> **CHALLENGE**
Please quote only the lines that start at the one with "Give me a plain-text" and go on to the last line of the data, both ends kept.

> **Recorded data**
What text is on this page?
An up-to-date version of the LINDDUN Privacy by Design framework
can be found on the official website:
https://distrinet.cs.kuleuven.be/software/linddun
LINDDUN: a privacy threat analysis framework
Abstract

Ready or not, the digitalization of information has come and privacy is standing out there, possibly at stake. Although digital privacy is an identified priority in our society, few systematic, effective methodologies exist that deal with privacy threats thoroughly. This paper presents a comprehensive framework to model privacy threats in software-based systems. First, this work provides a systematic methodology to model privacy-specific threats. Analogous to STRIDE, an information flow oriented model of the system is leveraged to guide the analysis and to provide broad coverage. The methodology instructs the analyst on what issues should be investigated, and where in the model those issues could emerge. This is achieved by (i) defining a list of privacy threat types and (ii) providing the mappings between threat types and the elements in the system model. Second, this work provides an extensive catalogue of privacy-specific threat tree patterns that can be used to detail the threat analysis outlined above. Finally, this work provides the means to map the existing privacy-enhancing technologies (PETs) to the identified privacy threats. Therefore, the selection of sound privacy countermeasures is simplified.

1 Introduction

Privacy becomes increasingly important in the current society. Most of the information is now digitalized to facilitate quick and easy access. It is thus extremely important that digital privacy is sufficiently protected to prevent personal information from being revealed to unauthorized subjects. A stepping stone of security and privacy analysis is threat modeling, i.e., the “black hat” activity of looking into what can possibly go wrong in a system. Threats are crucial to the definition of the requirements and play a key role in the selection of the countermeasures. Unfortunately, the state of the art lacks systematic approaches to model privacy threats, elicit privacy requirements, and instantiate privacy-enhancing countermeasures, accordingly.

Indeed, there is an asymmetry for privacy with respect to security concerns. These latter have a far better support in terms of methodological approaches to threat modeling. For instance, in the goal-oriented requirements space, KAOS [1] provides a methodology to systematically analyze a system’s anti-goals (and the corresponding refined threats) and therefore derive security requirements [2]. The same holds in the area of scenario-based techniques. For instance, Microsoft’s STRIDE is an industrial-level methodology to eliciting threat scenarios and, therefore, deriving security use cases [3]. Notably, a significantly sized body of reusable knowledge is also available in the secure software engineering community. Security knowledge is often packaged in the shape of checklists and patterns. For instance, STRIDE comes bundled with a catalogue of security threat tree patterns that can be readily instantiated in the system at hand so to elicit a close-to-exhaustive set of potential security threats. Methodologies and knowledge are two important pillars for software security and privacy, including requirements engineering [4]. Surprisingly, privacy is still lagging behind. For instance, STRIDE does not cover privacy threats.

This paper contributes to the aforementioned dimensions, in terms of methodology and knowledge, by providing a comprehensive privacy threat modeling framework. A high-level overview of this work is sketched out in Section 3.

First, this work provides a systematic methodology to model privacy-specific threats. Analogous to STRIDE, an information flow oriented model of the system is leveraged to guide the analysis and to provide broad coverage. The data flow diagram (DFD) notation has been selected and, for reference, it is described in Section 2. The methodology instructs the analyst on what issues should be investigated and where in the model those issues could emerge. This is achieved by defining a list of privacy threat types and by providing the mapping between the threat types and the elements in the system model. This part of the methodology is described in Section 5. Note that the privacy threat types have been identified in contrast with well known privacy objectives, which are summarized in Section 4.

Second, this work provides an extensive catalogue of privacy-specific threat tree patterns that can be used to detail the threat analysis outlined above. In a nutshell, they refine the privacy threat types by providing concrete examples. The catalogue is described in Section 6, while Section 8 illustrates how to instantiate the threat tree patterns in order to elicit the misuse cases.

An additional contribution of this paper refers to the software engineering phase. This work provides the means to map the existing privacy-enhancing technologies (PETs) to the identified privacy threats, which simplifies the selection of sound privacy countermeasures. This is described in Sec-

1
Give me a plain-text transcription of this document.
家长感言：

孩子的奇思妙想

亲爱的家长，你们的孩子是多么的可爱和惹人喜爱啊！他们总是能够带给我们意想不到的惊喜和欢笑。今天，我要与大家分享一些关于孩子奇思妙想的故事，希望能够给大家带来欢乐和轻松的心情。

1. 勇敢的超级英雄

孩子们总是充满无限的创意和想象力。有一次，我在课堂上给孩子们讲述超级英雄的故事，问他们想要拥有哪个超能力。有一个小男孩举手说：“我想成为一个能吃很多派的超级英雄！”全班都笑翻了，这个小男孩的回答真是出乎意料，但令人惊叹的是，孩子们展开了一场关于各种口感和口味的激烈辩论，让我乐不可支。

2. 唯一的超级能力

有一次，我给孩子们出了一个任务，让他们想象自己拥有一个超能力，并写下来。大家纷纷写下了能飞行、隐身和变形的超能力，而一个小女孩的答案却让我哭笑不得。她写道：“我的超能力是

> **TASK RESULT**
Give me a plain-text transcription of this document.
家长感言：

孩子的奇思妙想

亲爱的家长，你们的孩子是多么的可爱和惹人喜爱啊！他们总是能够带给我们意想不到的惊喜和欢笑。今天，我要与大家分享一些关于孩子奇思妙想的故事，希望能够给大家带来欢乐和轻松的心情。

1. 勇敢的超级英雄

孩子们总是充满无限的创意和想象力。有一次，我在课堂上给孩子们讲述超级英雄的故事，问他们想要拥有哪个超能力。有一个小男孩举手说：“我想成为一个能吃很多派的超级英雄！”全班都笑翻了，这个小男孩的回答真是出乎意料，但令人惊叹的是，孩子们展开了一场关于各种口感和口味的激烈辩论，让我乐不可支。

2. 唯一的超级能力

有一次，我给孩子们出了一个任务，让他们想象自己拥有一个超能力，并写下来。大家纷纷写下了能飞行、隐身和变形的超能力，而一个小女孩的答案却让我哭笑不得。她写道：“我的超能力是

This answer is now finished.